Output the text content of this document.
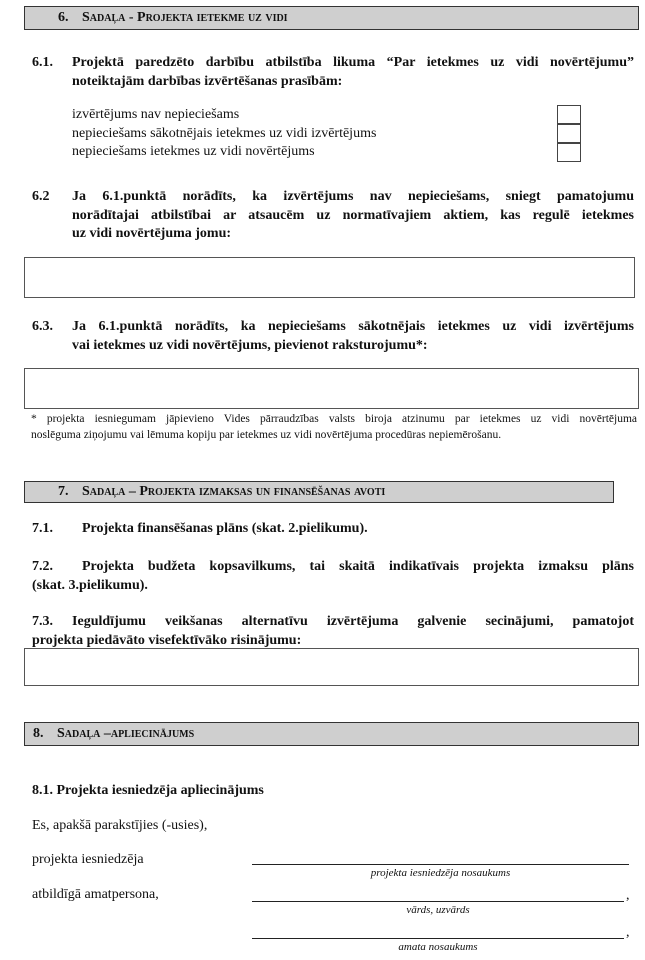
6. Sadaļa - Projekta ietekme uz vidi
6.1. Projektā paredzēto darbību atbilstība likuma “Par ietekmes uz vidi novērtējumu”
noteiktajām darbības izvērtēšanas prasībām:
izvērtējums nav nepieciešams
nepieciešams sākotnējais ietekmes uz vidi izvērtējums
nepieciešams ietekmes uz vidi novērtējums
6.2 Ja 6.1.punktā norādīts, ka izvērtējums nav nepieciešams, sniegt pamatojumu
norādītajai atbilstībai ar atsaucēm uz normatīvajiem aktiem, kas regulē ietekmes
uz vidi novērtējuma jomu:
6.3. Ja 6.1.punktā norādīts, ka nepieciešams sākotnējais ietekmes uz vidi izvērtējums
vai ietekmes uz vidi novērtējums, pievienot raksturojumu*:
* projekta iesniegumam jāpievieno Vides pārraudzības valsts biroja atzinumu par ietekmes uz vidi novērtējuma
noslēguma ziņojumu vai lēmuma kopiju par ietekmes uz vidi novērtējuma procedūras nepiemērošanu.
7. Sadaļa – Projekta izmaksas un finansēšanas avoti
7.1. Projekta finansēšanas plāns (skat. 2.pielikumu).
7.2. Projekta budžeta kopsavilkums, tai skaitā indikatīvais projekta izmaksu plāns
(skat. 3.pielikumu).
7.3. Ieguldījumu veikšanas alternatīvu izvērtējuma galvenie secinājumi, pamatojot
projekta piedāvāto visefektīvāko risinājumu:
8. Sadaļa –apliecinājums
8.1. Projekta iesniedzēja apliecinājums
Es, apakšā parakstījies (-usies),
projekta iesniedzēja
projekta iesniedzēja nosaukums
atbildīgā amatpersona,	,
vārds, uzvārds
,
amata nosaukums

...

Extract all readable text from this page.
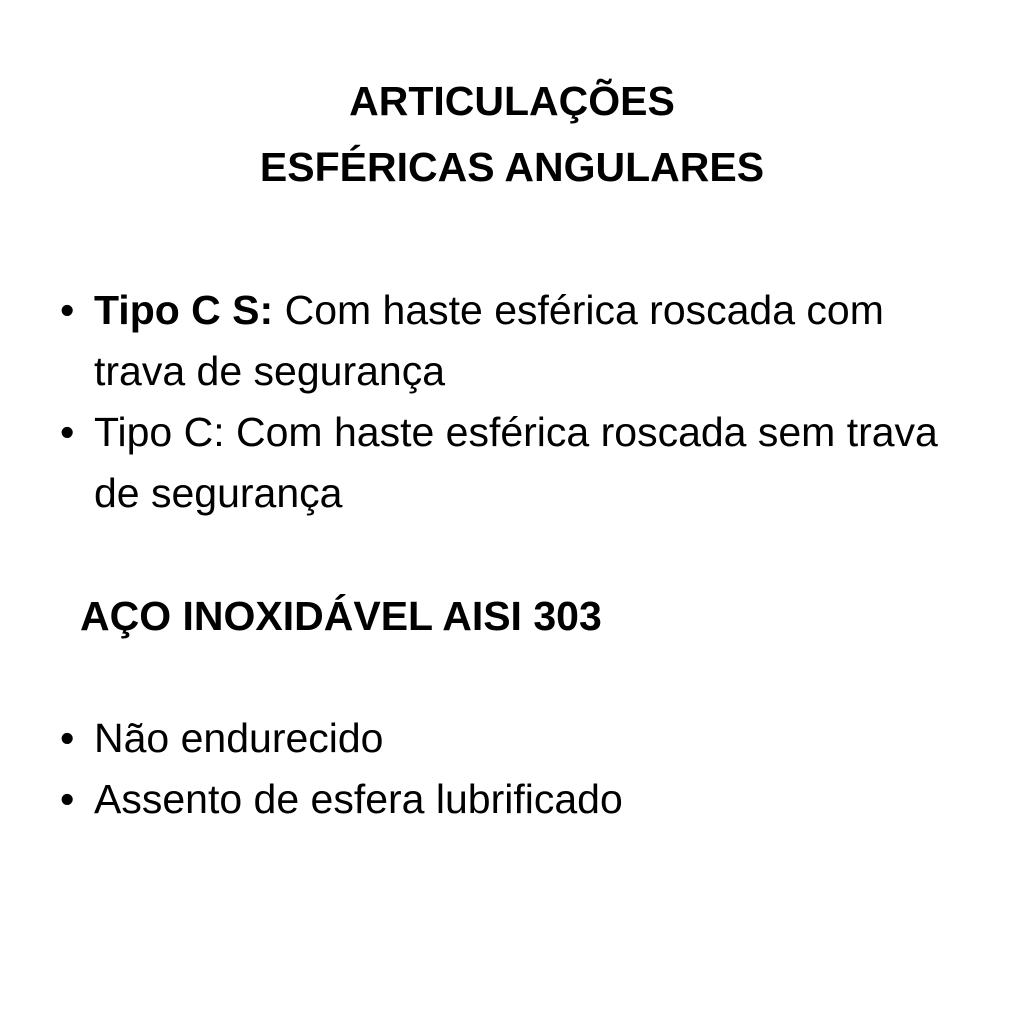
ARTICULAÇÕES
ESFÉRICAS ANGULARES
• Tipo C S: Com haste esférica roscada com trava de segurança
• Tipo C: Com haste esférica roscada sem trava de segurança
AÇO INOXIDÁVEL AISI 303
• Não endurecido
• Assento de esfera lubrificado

**WHAT TO PRODUCE:** Extract, from the listing above, every line where the string "Sadaļa" occurs.

**THE OUTPUT:**
6. Sadaļa - Projekta ietekme uz vidi
7. Sadaļa – Projekta izmaksas un finansēšanas avoti
8. Sadaļa –apliecinājums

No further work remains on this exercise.